_RECORDS PROVIDED:_
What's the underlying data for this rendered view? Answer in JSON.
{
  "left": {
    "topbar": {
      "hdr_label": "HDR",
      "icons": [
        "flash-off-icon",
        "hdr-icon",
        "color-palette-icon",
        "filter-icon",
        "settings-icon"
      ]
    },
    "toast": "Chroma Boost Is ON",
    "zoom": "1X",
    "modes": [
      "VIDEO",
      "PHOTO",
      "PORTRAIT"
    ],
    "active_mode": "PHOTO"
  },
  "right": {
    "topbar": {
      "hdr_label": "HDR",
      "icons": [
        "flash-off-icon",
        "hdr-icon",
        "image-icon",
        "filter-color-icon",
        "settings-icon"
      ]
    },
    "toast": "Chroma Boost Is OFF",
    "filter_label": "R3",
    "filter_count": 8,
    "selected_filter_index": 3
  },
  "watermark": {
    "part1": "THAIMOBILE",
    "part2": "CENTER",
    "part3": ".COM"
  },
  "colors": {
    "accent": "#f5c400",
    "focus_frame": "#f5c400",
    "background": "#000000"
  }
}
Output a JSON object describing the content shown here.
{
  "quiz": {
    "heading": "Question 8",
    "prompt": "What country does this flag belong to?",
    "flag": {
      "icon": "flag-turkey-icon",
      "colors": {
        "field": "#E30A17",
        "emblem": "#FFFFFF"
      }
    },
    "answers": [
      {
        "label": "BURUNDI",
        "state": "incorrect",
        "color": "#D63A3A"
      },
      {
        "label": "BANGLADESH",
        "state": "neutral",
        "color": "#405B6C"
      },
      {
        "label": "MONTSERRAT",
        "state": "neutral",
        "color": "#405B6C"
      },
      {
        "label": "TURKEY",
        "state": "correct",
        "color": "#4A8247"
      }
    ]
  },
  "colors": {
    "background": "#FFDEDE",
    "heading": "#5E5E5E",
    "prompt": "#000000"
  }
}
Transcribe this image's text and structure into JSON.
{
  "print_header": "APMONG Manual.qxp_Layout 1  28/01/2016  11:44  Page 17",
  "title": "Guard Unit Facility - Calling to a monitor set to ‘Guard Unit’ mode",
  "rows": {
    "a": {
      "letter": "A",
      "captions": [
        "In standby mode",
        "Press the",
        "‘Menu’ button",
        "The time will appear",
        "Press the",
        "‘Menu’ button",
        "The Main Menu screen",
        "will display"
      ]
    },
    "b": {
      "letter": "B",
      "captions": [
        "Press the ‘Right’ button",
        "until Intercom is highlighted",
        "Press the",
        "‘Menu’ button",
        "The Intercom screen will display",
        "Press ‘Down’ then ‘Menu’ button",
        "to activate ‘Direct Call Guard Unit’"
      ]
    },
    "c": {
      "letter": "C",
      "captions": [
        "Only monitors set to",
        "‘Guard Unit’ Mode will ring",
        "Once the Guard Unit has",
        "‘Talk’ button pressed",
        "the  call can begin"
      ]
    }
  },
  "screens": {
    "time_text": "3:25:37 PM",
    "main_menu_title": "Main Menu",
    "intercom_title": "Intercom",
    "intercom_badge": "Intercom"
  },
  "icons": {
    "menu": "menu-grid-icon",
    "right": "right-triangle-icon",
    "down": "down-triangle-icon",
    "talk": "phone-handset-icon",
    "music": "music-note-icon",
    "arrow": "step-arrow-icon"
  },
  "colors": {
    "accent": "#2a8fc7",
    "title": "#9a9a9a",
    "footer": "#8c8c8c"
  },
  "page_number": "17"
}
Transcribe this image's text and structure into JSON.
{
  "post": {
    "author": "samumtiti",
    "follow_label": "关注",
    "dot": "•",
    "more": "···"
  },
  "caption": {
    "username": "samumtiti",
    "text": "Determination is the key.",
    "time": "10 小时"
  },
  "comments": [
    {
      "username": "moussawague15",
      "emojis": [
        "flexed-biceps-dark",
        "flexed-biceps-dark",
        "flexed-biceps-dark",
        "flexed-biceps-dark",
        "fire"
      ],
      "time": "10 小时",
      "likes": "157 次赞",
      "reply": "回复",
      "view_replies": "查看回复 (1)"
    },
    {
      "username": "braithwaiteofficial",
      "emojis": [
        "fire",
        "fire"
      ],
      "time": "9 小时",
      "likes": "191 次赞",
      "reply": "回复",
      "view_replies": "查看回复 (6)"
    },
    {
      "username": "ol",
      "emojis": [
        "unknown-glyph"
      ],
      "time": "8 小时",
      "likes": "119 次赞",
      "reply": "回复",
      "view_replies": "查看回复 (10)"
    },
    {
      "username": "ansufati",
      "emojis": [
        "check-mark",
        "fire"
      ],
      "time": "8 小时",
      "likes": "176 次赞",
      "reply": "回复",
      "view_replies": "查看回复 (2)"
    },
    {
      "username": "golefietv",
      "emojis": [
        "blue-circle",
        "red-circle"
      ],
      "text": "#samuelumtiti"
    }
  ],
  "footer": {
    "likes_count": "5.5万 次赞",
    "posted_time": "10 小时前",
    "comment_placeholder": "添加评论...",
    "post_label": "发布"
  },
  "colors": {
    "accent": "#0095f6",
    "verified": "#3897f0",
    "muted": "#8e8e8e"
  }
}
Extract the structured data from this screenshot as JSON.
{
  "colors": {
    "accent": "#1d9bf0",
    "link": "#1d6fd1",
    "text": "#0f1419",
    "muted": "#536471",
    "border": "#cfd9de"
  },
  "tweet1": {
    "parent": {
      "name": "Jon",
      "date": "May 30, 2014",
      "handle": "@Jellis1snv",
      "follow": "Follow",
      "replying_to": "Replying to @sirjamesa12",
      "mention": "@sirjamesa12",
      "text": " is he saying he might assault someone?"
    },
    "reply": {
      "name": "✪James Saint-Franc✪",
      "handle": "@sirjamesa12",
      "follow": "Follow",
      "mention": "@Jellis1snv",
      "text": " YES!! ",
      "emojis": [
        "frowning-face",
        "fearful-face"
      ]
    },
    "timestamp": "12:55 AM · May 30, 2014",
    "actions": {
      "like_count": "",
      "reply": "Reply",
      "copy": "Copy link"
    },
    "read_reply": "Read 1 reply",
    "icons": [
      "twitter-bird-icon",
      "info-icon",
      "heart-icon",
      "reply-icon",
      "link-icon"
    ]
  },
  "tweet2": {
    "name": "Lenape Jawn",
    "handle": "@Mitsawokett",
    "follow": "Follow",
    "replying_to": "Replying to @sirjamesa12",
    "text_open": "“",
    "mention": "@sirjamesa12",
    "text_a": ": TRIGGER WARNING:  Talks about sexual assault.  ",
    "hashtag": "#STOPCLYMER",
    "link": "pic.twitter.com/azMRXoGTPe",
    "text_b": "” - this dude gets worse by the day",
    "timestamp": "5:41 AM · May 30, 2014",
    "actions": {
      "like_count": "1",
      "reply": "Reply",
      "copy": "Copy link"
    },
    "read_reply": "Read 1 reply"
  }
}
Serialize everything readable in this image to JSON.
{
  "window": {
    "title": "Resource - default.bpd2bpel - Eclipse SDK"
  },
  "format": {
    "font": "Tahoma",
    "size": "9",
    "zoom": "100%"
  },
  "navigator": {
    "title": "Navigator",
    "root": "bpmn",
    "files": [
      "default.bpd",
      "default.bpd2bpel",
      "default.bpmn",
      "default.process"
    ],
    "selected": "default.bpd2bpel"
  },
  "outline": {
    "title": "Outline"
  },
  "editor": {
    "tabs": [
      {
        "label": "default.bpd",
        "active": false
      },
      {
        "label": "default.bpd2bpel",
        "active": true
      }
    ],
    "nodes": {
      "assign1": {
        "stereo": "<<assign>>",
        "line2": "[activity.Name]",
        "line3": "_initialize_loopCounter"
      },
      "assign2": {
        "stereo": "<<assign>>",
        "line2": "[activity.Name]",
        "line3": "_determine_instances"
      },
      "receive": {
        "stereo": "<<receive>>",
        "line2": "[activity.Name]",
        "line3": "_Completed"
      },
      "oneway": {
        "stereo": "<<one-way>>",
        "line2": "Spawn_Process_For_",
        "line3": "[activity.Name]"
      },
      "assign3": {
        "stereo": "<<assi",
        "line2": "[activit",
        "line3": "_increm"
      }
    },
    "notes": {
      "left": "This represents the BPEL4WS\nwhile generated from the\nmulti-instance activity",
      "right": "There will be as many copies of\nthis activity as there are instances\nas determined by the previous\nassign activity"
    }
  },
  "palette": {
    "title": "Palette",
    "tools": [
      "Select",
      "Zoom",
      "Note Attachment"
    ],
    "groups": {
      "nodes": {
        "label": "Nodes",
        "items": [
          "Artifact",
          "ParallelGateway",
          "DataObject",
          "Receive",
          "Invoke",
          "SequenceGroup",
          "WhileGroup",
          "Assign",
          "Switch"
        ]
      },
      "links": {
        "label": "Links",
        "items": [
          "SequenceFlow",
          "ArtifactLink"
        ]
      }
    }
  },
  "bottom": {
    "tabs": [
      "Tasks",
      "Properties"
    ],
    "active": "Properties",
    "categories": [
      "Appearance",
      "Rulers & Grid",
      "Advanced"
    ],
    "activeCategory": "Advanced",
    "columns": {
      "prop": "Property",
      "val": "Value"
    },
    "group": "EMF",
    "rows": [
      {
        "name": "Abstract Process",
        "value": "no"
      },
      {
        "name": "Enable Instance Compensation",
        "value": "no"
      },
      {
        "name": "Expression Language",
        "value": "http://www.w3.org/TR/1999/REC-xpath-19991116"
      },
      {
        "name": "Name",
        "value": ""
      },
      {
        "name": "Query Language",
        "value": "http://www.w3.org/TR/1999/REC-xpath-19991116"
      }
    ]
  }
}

_TASK DETAILS:_ Return only the number of lines in the data above that include the word "prompt".

_EXPECTED ANSWER:_ 2